ROWS:
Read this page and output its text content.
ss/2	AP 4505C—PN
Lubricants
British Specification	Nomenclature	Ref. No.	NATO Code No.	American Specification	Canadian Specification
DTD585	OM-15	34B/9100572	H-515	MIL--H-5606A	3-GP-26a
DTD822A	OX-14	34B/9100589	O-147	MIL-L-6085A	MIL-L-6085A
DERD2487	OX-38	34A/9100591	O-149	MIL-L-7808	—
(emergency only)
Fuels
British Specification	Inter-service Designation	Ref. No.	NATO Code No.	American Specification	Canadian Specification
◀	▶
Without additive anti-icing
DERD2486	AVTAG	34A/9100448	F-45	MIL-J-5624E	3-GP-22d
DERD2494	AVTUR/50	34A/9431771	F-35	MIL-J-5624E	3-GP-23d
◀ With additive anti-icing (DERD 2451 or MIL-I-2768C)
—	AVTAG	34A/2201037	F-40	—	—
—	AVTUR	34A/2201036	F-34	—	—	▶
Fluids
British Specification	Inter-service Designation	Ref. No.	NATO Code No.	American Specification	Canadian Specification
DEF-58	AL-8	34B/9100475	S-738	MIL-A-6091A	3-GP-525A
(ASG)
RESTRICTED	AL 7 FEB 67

DO THIS: Every entry should be output exactly as written, please.

CORRECT RESULT:
Read this page and output its text content.
ss/2	AP 4505C—PN
Lubricants
British Specification	Nomenclature	Ref. No.	NATO Code No.	American Specification	Canadian Specification
DTD585	OM-15	34B/9100572	H-515	MIL--H-5606A	3-GP-26a
DTD822A	OX-14	34B/9100589	O-147	MIL-L-6085A	MIL-L-6085A
DERD2487	OX-38	34A/9100591	O-149	MIL-L-7808	—
(emergency only)
Fuels
British Specification	Inter-service Designation	Ref. No.	NATO Code No.	American Specification	Canadian Specification
◀	▶
Without additive anti-icing
DERD2486	AVTAG	34A/9100448	F-45	MIL-J-5624E	3-GP-22d
DERD2494	AVTUR/50	34A/9431771	F-35	MIL-J-5624E	3-GP-23d
◀ With additive anti-icing (DERD 2451 or MIL-I-2768C)
—	AVTAG	34A/2201037	F-40	—	—
—	AVTUR	34A/2201036	F-34	—	—	▶
Fluids
British Specification	Inter-service Designation	Ref. No.	NATO Code No.	American Specification	Canadian Specification
DEF-58	AL-8	34B/9100475	S-738	MIL-A-6091A	3-GP-525A
(ASG)
RESTRICTED	AL 7 FEB 67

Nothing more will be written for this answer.